Dataset entries:
· · · ·
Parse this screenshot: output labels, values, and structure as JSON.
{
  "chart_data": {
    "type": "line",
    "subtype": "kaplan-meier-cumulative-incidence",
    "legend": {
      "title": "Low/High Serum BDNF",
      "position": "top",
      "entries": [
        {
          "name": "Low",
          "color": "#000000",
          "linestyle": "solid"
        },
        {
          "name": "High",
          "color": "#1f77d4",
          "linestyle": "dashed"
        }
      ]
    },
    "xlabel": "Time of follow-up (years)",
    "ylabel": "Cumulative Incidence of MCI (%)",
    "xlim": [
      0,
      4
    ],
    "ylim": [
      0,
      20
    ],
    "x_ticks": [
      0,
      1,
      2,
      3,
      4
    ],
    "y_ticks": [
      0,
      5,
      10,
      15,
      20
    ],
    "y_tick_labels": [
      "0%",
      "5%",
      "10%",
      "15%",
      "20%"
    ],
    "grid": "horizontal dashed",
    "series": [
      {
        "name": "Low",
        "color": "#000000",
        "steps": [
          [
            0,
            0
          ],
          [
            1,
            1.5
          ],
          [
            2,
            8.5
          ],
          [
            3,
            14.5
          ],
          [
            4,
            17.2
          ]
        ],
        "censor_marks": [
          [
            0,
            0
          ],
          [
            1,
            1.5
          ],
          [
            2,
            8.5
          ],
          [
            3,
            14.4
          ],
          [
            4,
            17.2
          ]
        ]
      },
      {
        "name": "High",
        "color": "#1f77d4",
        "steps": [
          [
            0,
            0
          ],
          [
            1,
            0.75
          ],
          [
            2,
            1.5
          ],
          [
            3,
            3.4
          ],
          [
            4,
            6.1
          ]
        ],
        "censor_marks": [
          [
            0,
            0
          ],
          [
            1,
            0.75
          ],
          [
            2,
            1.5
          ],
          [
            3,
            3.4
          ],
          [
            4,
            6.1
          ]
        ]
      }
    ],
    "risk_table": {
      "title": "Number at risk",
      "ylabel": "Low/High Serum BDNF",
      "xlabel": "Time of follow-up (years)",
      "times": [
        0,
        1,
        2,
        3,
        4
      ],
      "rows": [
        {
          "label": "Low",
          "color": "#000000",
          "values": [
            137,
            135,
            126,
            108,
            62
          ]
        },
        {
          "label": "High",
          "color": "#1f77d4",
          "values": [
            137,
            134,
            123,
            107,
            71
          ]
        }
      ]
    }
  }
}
· · · ·
## What you need to do
Report all lines of the data above that include the string "High".

## Task response
      "title": "Low/High Serum BDNF",
          "name": "High",
        "name": "High",
      "ylabel": "Low/High Serum BDNF",
          "label": "High",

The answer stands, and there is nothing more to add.